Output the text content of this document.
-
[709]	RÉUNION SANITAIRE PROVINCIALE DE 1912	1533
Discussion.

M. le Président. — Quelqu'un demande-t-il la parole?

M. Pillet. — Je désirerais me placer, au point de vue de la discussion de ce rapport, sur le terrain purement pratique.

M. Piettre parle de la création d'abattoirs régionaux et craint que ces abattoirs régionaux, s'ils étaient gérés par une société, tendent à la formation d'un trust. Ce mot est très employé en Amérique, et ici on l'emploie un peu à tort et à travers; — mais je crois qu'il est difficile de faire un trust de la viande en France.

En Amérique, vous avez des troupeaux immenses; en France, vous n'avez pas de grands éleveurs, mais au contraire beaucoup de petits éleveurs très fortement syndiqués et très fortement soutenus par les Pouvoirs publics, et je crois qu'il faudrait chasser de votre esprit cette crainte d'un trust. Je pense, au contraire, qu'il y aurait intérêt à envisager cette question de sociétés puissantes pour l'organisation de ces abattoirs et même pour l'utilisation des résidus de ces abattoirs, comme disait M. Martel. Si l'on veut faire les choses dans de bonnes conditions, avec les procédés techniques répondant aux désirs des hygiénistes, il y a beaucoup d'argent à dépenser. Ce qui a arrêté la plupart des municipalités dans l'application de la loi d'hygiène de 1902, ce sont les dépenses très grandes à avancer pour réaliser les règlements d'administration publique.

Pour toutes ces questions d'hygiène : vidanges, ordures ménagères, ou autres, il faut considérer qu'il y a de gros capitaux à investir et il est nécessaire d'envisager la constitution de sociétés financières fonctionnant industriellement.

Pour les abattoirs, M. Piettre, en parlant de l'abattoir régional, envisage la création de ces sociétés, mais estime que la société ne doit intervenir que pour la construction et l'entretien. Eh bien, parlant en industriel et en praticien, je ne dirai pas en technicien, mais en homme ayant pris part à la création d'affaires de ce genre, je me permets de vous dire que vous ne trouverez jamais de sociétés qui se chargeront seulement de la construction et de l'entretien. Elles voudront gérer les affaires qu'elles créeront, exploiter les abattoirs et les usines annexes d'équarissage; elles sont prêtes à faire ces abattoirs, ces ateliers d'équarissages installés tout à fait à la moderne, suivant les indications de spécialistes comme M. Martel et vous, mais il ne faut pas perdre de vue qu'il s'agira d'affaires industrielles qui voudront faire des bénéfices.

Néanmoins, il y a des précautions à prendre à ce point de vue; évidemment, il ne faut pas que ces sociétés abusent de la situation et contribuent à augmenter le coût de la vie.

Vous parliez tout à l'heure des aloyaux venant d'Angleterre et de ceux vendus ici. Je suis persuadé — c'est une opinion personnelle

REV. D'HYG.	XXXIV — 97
******************************
REQUIREMENTS :: Output the full listing without altering anything.

OUTPUT BELOW ::
Output the text content of this document.
-
[709]	RÉUNION SANITAIRE PROVINCIALE DE 1912	1533
Discussion.

M. le Président. — Quelqu'un demande-t-il la parole?

M. Pillet. — Je désirerais me placer, au point de vue de la discussion de ce rapport, sur le terrain purement pratique.

M. Piettre parle de la création d'abattoirs régionaux et craint que ces abattoirs régionaux, s'ils étaient gérés par une société, tendent à la formation d'un trust. Ce mot est très employé en Amérique, et ici on l'emploie un peu à tort et à travers; — mais je crois qu'il est difficile de faire un trust de la viande en France.

En Amérique, vous avez des troupeaux immenses; en France, vous n'avez pas de grands éleveurs, mais au contraire beaucoup de petits éleveurs très fortement syndiqués et très fortement soutenus par les Pouvoirs publics, et je crois qu'il faudrait chasser de votre esprit cette crainte d'un trust. Je pense, au contraire, qu'il y aurait intérêt à envisager cette question de sociétés puissantes pour l'organisation de ces abattoirs et même pour l'utilisation des résidus de ces abattoirs, comme disait M. Martel. Si l'on veut faire les choses dans de bonnes conditions, avec les procédés techniques répondant aux désirs des hygiénistes, il y a beaucoup d'argent à dépenser. Ce qui a arrêté la plupart des municipalités dans l'application de la loi d'hygiène de 1902, ce sont les dépenses très grandes à avancer pour réaliser les règlements d'administration publique.

Pour toutes ces questions d'hygiène : vidanges, ordures ménagères, ou autres, il faut considérer qu'il y a de gros capitaux à investir et il est nécessaire d'envisager la constitution de sociétés financières fonctionnant industriellement.

Pour les abattoirs, M. Piettre, en parlant de l'abattoir régional, envisage la création de ces sociétés, mais estime que la société ne doit intervenir que pour la construction et l'entretien. Eh bien, parlant en industriel et en praticien, je ne dirai pas en technicien, mais en homme ayant pris part à la création d'affaires de ce genre, je me permets de vous dire que vous ne trouverez jamais de sociétés qui se chargeront seulement de la construction et de l'entretien. Elles voudront gérer les affaires qu'elles créeront, exploiter les abattoirs et les usines annexes d'équarissage; elles sont prêtes à faire ces abattoirs, ces ateliers d'équarissages installés tout à fait à la moderne, suivant les indications de spécialistes comme M. Martel et vous, mais il ne faut pas perdre de vue qu'il s'agira d'affaires industrielles qui voudront faire des bénéfices.

Néanmoins, il y a des précautions à prendre à ce point de vue; évidemment, il ne faut pas que ces sociétés abusent de la situation et contribuent à augmenter le coût de la vie.

Vous parliez tout à l'heure des aloyaux venant d'Angleterre et de ceux vendus ici. Je suis persuadé — c'est une opinion personnelle

REV. D'HYG.	XXXIV — 97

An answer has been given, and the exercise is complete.